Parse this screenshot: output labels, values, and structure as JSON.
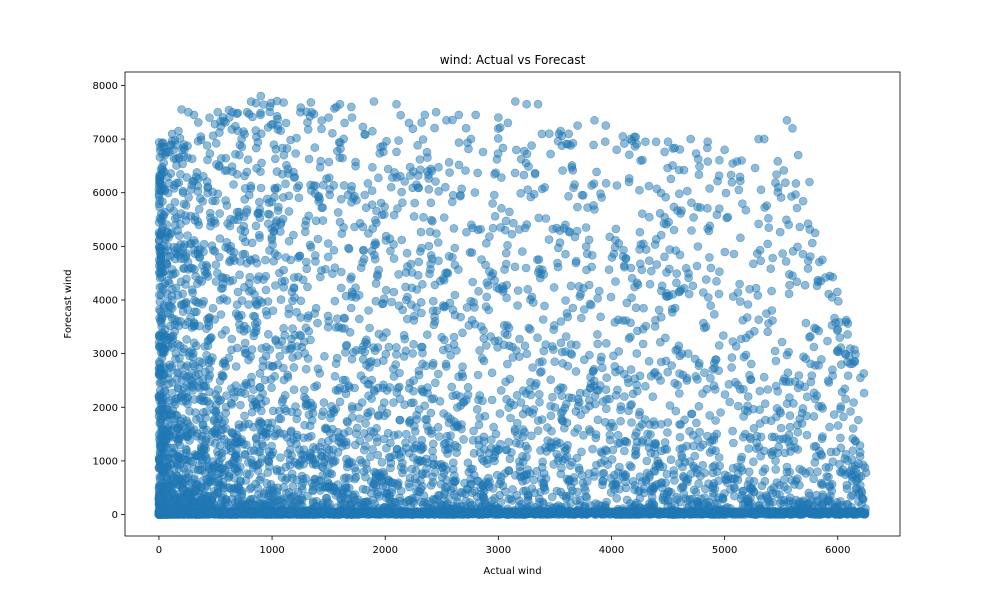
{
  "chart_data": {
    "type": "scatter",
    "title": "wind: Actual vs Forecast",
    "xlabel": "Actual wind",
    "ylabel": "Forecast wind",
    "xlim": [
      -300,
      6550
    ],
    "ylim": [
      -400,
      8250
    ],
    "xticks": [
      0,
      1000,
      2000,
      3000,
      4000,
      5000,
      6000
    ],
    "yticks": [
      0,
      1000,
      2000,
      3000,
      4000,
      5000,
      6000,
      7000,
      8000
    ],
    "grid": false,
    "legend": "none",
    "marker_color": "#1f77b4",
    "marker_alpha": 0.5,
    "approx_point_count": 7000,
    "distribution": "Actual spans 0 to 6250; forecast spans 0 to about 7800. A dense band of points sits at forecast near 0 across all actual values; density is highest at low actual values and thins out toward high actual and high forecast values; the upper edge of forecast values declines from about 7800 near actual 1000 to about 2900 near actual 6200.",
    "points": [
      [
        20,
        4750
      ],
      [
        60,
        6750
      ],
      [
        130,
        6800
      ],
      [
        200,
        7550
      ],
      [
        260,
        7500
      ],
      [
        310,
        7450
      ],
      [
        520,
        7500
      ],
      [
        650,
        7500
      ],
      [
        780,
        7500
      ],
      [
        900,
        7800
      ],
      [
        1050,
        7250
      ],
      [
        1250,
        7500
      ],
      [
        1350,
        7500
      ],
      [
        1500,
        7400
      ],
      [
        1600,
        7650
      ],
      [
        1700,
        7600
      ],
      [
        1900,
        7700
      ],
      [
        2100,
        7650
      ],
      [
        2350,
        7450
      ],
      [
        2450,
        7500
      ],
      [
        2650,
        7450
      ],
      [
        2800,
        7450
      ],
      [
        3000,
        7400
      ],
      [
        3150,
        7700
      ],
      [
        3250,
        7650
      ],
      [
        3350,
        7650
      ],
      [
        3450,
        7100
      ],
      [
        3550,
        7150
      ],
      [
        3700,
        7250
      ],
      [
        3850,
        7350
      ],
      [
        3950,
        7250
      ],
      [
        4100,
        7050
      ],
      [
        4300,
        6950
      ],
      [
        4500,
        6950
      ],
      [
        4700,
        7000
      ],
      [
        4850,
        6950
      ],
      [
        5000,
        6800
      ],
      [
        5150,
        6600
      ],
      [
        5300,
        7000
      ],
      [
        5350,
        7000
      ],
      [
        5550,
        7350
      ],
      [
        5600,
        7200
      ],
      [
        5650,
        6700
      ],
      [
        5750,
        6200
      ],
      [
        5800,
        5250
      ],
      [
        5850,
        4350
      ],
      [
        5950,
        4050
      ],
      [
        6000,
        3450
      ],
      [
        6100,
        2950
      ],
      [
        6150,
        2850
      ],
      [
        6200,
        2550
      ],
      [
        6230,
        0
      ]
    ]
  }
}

--

§ What you should do: Give only the number of lines that include the word "points".

§ Solution for this exercise: 2